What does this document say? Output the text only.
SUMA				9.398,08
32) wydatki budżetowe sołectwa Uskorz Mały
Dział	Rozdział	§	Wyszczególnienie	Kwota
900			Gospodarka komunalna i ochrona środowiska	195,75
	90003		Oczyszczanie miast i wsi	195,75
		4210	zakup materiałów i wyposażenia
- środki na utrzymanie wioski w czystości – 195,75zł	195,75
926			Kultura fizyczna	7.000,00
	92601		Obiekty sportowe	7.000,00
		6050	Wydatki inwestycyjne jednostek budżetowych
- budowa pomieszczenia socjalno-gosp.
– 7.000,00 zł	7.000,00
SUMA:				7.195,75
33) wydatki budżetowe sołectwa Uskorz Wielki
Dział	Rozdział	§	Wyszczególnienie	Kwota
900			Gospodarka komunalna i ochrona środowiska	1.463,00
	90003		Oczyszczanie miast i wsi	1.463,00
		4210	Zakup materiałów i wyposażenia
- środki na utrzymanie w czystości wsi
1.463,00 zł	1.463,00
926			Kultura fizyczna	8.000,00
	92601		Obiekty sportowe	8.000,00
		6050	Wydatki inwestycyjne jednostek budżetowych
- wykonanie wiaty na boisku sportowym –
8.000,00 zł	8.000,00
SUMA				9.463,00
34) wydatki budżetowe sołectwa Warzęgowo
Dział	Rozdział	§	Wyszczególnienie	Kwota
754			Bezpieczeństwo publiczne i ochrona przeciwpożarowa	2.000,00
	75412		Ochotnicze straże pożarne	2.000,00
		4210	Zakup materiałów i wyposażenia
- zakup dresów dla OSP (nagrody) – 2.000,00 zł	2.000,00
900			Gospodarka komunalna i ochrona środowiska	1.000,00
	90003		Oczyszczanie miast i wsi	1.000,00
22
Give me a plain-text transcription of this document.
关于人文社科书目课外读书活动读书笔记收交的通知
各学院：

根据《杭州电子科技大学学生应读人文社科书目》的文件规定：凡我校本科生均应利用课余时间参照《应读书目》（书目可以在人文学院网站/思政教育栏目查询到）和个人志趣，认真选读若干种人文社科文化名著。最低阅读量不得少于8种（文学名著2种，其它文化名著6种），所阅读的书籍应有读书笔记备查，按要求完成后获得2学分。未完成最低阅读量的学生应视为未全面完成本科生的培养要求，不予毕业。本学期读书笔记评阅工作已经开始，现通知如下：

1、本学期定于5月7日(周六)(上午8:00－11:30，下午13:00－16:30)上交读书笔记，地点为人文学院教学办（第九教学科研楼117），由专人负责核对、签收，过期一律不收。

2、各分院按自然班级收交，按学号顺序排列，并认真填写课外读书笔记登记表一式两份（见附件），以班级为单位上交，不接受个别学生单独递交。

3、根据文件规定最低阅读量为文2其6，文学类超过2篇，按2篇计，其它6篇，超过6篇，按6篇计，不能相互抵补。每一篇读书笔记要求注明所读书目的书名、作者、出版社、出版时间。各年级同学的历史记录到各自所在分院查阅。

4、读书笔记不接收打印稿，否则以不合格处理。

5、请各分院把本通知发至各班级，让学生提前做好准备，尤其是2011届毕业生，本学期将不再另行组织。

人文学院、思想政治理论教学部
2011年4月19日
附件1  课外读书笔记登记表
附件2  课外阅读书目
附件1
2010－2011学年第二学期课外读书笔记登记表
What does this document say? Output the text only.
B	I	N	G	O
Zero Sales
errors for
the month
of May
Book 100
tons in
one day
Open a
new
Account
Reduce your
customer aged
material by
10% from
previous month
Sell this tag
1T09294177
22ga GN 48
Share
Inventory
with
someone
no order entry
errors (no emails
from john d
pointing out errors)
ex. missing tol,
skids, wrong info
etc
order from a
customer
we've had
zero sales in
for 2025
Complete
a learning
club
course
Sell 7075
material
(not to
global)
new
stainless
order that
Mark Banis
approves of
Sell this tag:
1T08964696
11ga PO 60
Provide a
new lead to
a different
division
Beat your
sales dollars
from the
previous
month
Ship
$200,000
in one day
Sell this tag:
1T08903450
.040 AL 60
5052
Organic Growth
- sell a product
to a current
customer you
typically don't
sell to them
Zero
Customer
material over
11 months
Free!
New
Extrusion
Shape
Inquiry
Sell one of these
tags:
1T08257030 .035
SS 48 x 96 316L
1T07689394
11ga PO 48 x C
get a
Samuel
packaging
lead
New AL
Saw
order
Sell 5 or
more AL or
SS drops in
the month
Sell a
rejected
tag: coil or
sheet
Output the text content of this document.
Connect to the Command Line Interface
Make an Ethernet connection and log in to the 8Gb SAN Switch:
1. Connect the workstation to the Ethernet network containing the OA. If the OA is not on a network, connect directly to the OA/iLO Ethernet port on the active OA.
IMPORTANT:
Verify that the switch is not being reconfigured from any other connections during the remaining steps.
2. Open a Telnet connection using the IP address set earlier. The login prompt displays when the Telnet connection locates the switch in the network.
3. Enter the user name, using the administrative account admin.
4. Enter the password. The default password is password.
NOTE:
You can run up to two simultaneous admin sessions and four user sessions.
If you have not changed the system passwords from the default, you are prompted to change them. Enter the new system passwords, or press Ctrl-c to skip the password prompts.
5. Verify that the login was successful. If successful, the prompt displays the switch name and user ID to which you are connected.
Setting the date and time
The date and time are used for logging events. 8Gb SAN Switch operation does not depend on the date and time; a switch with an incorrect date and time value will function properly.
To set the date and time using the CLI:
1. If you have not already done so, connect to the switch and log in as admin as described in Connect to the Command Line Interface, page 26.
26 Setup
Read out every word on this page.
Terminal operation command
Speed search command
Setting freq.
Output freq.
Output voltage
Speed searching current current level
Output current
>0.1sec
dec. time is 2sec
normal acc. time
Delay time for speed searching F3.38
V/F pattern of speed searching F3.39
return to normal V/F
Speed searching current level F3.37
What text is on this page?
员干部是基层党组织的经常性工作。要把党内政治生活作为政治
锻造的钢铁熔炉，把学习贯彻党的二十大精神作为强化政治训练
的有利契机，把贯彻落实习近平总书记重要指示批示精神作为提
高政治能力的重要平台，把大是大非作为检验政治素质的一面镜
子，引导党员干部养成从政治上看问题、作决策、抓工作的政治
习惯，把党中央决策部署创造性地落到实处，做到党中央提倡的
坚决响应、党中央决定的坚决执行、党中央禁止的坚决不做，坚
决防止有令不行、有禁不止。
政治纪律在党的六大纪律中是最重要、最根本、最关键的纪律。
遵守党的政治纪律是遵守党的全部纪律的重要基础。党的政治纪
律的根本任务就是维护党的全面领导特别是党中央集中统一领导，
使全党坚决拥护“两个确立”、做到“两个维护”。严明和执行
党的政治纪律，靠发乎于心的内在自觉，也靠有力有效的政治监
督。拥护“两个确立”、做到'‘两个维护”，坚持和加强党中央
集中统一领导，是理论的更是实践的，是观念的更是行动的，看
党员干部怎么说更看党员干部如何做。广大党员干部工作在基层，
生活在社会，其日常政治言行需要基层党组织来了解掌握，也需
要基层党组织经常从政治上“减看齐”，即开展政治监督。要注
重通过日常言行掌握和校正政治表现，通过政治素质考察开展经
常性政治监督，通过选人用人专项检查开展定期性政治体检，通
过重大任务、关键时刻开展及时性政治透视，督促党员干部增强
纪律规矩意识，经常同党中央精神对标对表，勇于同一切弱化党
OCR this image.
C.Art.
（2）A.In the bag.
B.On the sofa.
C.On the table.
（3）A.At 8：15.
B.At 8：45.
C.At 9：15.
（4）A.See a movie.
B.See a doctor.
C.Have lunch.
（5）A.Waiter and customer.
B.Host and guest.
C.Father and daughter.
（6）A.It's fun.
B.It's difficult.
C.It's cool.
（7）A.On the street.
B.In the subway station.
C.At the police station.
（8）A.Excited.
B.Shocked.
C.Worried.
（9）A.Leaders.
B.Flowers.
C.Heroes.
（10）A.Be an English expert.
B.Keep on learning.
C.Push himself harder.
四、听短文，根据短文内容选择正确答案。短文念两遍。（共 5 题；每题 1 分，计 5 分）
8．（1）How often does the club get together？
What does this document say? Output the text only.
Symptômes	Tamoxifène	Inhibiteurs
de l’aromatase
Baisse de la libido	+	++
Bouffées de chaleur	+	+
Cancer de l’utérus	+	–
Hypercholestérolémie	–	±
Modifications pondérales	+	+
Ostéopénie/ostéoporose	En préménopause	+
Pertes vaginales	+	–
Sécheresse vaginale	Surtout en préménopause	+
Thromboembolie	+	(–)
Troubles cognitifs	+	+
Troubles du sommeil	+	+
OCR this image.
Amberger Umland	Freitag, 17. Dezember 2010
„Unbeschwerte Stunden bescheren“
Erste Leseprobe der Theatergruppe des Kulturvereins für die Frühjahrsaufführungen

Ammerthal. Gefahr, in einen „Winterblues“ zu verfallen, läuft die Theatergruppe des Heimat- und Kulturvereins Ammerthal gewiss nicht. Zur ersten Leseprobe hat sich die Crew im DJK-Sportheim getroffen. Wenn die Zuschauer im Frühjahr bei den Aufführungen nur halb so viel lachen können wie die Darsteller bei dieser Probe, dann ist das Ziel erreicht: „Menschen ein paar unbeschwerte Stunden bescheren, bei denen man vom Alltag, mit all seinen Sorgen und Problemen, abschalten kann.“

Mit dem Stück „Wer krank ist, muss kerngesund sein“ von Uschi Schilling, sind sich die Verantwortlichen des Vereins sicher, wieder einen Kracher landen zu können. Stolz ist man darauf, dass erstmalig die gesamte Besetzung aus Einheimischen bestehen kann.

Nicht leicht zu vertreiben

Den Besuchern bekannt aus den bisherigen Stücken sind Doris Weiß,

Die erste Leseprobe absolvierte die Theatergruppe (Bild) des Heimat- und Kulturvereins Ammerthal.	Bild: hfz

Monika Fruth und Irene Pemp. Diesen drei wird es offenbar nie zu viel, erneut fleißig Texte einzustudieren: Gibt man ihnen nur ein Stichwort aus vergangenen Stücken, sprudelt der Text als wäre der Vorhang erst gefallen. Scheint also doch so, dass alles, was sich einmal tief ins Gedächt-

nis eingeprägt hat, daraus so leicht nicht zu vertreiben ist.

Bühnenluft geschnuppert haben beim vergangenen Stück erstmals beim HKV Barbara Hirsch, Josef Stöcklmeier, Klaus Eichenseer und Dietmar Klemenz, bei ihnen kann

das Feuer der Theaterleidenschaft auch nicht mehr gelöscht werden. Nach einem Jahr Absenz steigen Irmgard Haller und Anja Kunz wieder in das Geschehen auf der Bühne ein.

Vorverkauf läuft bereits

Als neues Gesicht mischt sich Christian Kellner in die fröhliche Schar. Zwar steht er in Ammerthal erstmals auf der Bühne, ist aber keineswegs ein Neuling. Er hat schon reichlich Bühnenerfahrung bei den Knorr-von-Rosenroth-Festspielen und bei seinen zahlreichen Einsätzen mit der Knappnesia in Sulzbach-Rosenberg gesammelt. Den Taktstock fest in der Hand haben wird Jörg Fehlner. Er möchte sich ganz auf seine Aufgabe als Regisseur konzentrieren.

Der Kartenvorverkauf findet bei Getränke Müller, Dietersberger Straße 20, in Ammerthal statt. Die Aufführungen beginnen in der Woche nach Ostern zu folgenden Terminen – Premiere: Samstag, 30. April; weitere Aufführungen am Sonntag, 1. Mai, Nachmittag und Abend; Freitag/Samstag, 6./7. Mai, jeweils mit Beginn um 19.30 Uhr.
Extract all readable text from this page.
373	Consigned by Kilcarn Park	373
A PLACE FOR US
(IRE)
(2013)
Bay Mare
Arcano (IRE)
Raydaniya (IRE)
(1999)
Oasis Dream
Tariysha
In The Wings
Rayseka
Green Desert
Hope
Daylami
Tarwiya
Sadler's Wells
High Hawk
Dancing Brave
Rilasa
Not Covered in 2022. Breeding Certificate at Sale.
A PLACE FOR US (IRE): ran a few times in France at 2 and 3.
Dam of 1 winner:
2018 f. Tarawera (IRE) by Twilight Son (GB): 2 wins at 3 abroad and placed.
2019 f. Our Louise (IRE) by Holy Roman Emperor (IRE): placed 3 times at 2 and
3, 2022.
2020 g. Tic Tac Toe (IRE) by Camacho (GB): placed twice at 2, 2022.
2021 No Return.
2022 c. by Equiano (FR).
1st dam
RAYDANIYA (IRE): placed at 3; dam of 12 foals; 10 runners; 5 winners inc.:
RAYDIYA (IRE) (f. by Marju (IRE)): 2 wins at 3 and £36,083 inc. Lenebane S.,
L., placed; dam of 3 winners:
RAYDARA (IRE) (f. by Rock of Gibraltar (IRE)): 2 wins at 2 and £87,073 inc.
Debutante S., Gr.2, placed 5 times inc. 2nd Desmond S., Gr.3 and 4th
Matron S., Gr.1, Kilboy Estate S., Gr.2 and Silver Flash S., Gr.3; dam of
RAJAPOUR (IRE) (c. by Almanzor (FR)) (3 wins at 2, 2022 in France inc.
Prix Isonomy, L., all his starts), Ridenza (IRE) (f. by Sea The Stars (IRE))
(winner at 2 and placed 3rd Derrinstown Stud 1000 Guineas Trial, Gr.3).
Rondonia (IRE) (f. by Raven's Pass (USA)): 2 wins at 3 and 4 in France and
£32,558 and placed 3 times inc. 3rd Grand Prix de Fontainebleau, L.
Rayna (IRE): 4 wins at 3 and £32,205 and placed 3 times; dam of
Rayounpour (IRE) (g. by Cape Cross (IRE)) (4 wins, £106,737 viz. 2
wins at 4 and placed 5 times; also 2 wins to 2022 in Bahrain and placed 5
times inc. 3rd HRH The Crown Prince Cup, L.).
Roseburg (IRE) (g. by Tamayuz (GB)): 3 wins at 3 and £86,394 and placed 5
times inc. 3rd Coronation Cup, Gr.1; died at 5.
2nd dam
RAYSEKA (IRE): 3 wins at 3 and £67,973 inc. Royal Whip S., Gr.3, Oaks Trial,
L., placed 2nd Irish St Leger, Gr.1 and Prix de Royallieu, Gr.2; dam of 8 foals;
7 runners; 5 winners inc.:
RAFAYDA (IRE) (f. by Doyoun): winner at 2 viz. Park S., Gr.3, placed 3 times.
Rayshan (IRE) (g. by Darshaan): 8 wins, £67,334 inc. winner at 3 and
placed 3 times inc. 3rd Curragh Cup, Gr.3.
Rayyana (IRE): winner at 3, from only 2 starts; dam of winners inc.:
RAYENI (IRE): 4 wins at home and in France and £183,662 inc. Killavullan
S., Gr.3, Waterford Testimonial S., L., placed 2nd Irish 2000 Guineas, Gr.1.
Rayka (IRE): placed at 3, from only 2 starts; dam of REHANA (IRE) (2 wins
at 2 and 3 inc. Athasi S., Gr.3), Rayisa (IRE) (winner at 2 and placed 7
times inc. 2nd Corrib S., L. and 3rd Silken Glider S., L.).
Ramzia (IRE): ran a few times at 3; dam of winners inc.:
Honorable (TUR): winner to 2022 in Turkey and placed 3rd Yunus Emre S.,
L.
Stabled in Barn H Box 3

Short exercise —
State how many lines of the listing above include the word "SUMA". Give nothing but the number.

Written response —
3